┌─ Listed entries
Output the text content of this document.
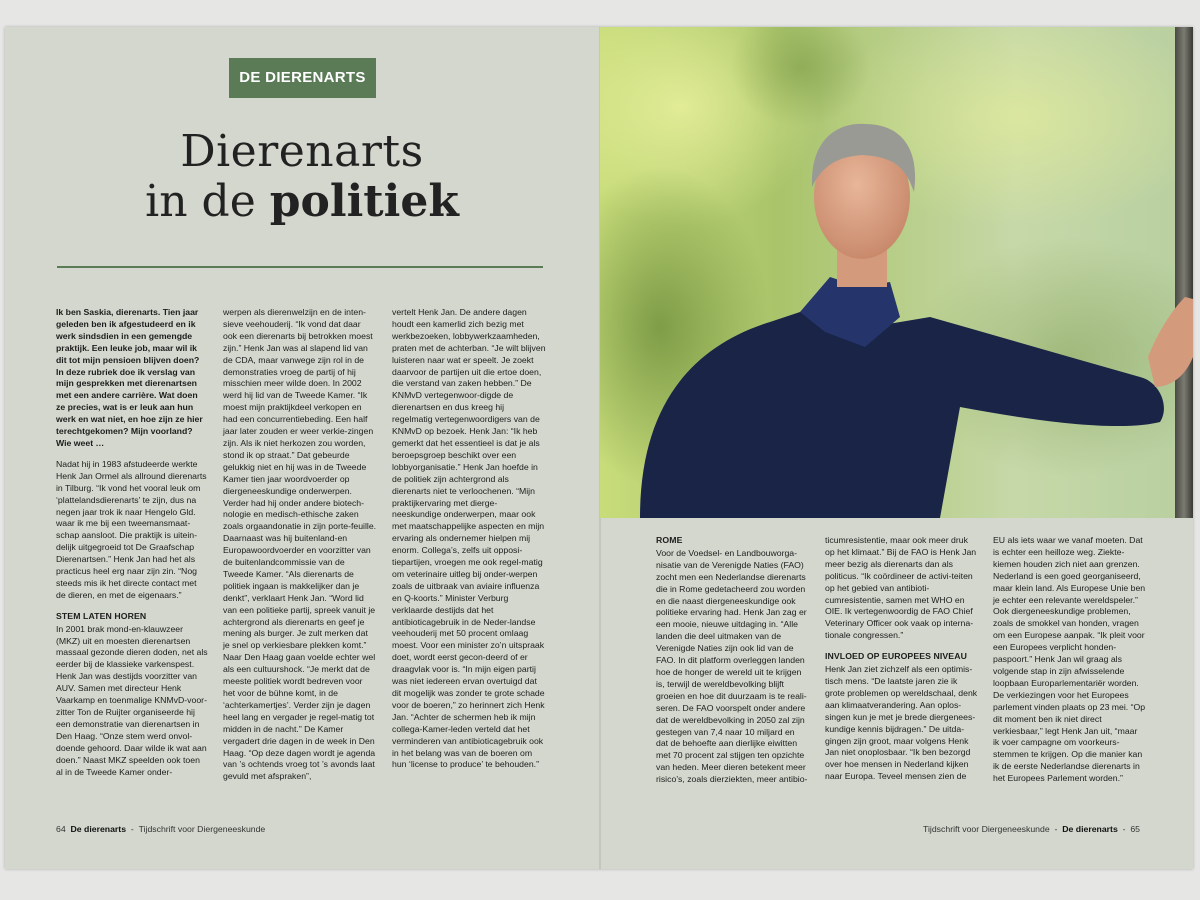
DE DIERENARTS
Dierenarts
in de politiek

Ik ben Saskia, dierenarts. Tien jaar geleden ben ik afgestudeerd en ik werk sindsdien in een gemengde praktijk. Een leuke job, maar wil ik dit tot mijn pensioen blijven doen? In deze rubriek doe ik verslag van mijn gesprekken met dierenartsen met een andere carrière. Wat doen ze precies, wat is er leuk aan hun werk en wat niet, en hoe zijn ze hier terechtgekomen? Mijn voorland? Wie weet …

Nadat hij in 1983 afstudeerde werkte Henk Jan Ormel als allround dierenarts in Tilburg. “Ik vond het vooral leuk om ‘plattelandsdierenarts’ te zijn, dus na negen jaar trok ik naar Hengelo Gld. waar ik me bij een tweemansmaat-schap aansloot. Die praktijk is uitein-delijk uitgegroeid tot De Graafschap Dierenartsen.” Henk Jan had het als practicus heel erg naar zijn zin. “Nog steeds mis ik het directe contact met de dieren, en met de eigenaars.”

STEM LATEN HOREN

In 2001 brak mond-en-klauwzeer (MKZ) uit en moesten dierenartsen massaal gezonde dieren doden, net als eerder bij de klassieke varkenspest. Henk Jan was destijds voorzitter van AUV. Samen met directeur Henk Vaarkamp en toenmalige KNMvD-voor-zitter Ton de Ruijter organiseerde hij een demonstratie van dierenartsen in Den Haag. “Onze stem werd onvol-doende gehoord. Daar wilde ik wat aan doen.” Naast MKZ speelden ook toen al in de Tweede Kamer onder-

werpen als dierenwelzijn en de inten-sieve veehouderij. “Ik vond dat daar ook een dierenarts bij betrokken moest zijn.” Henk Jan was al slapend lid van de CDA, maar vanwege zijn rol in de demonstraties vroeg de partij of hij misschien meer wilde doen. In 2002 werd hij lid van de Tweede Kamer. “Ik moest mijn praktijkdeel verkopen en had een concurrentiebeding. Een half jaar later zouden er weer verkie-zingen zijn. Als ik niet herkozen zou worden, stond ik op straat.” Dat gebeurde gelukkig niet en hij was in de Tweede Kamer tien jaar woordvoerder op diergeneeskundige onderwerpen. Verder had hij onder andere biotech-nologie en medisch-ethische zaken zoals orgaandonatie in zijn porte-feuille. Daarnaast was hij buitenland-en Europawoordvoerder en voorzitter van de buitenlandcommissie van de Tweede Kamer. “Als dierenarts de politiek ingaan is makkelijker dan je denkt”, verklaart Henk Jan. “Word lid van een politieke partij, spreek vanuit je achtergrond als dierenarts en geef je mening als burger. Je zult merken dat je snel op verkiesbare plekken komt.” Naar Den Haag gaan voelde echter wel als een cultuurshock. “Je merkt dat de meeste politiek wordt bedreven voor het voor de bühne komt, in de ‘achterkamertjes’. Verder zijn je dagen heel lang en vergader je regel-matig tot midden in de nacht.” De Kamer vergadert drie dagen in de week in Den Haag. “Op deze dagen wordt je agenda van ’s ochtends vroeg tot ’s avonds laat gevuld met afspraken”,

vertelt Henk Jan. De andere dagen houdt een kamerlid zich bezig met werkbezoeken, lobbywerkzaamheden, praten met de achterban. “Je wilt blijven luisteren naar wat er speelt. Je zoekt daarvoor de partijen uit die ertoe doen, die verstand van zaken hebben.” De KNMvD vertegenwoor-digde de dierenartsen en dus kreeg hij regelmatig vertegenwoordigers van de KNMvD op bezoek. Henk Jan: “Ik heb gemerkt dat het essentieel is dat je als beroepsgroep beschikt over een lobbyorganisatie.” Henk Jan hoefde in de politiek zijn achtergrond als dierenarts niet te verloochenen. “Mijn praktijkervaring met dierge-neeskundige onderwerpen, maar ook met maatschappelijke aspecten en mijn ervaring als ondernemer hielpen mij enorm. Collega’s, zelfs uit opposi-tiepartijen, vroegen me ook regel-matig om veterinaire uitleg bij onder-werpen zoals de uitbraak van aviaire influenza en Q-koorts.” Minister Verburg verklaarde destijds dat het antibioticagebruik in de Neder-landse veehouderij met 50 procent omlaag moest. Voor een minister zo’n uitspraak doet, wordt eerst gecon-deerd of er draagvlak voor is. “In mijn eigen partij was niet iedereen ervan overtuigd dat dit mogelijk was zonder te grote schade voor de boeren,” zo herinnert zich Henk Jan. “Achter de schermen heb ik mijn collega-Kamer-leden verteld dat het verminderen van antibioticagebruik ook in het belang was van de boeren om hun ‘license to produce’ te behouden.”

ROME

Voor de Voedsel- en Landbouworga-nisatie van de Verenigde Naties (FAO) zocht men een Nederlandse dierenarts die in Rome gedetacheerd zou worden en die naast diergeneeskundige ook politieke ervaring had. Henk Jan zag er een mooie, nieuwe uitdaging in. “Alle landen die deel uitmaken van de Verenigde Naties zijn ook lid van de FAO. In dit platform overleggen landen hoe de honger de wereld uit te krijgen is, terwijl de wereldbevolking blijft groeien en hoe dit duurzaam is te reali-seren. De FAO voorspelt onder andere dat de wereldbevolking in 2050 zal zijn gestegen van 7,4 naar 10 miljard en dat de behoefte aan dierlijke eiwitten met 70 procent zal stijgen ten opzichte van heden. Meer dieren betekent meer risico’s, zoals dierziekten, meer antibio-

ticumresistentie, maar ook meer druk op het klimaat.” Bij de FAO is Henk Jan meer bezig als dierenarts dan als politicus. “Ik coördineer de activi-teiten op het gebied van antibioti-cumresistentie, samen met WHO en OIE. Ik vertegenwoordig de FAO Chief Veterinary Officer ook vaak op interna-tionale congressen.”

INVLOED OP EUROPEES NIVEAU

Henk Jan ziet zichzelf als een optimis-tisch mens. “De laatste jaren zie ik grote problemen op wereldschaal, denk aan klimaatverandering. Aan oplos-singen kun je met je brede diergenees-kundige kennis bijdragen.” De uitda-gingen zijn groot, maar volgens Henk Jan niet onoplosbaar. “Ik ben bezorgd over hoe mensen in Nederland kijken naar Europa. Teveel mensen zien de

EU als iets waar we vanaf moeten. Dat is echter een heilloze weg. Ziekte-kiemen houden zich niet aan grenzen. Nederland is een goed georganiseerd, maar klein land. Als Europese Unie ben je echter een relevante wereldspeler.” Ook diergeneeskundige problemen, zoals de smokkel van honden, vragen om een Europese aanpak. “Ik pleit voor een Europees verplicht honden-paspoort.” Henk Jan wil graag als volgende stap in zijn afwisselende loopbaan Europarlementariër worden. De verkiezingen voor het Europees parlement vinden plaats op 23 mei. “Op dit moment ben ik niet direct verkiesbaar,” legt Henk Jan uit, “maar ik voer campagne om voorkeurs-stemmen te krijgen. Op die manier kan ik de eerste Nederlandse dierenarts in het Europees Parlement worden.”

64 De dierenarts - Tijdschrift voor Diergeneeskunde	Tijdschrift voor Diergeneeskunde - De dierenarts - 65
└─
→ Aim of the task:
Gather from the data above every line with the string "waar".

→ Reply:
Nadat hij in 1983 afstudeerde werkte Henk Jan Ormel als allround dierenarts in Tilburg. “Ik vond het vooral leuk om ‘plattelandsdierenarts’ te zijn, dus na negen jaar trok ik naar Hengelo Gld. waar ik me bij een tweemansmaat-schap aansloot. Die praktijk is uitein-delijk uitgegroeid tot De Graafschap Dierenartsen.” Henk Jan had het als practicus heel erg naar zijn zin. “Nog steeds mis ik het directe contact met de dieren, en met de eigenaars.”
EU als iets waar we vanaf moeten. Dat is echter een heilloze weg. Ziekte-kiemen houden zich niet aan grenzen. Nederland is een goed georganiseerd, maar klein land. Als Europese Unie ben je echter een relevante wereldspeler.” Ook diergeneeskundige problemen, zoals de smokkel van honden, vragen om een Europese aanpak. “Ik pleit voor een Europees verplicht honden-paspoort.” Henk Jan wil graag als volgende stap in zijn afwisselende loopbaan Europarlementariër worden. De verkiezingen voor het Europees parlement vinden plaats op 23 mei. “Op dit moment ben ik niet direct verkiesbaar,” legt Henk Jan uit, “maar ik voer campagne om voorkeurs-stemmen te krijgen. Op die manier kan ik de eerste Nederlandse dierenarts in het Europees Parlement worden.”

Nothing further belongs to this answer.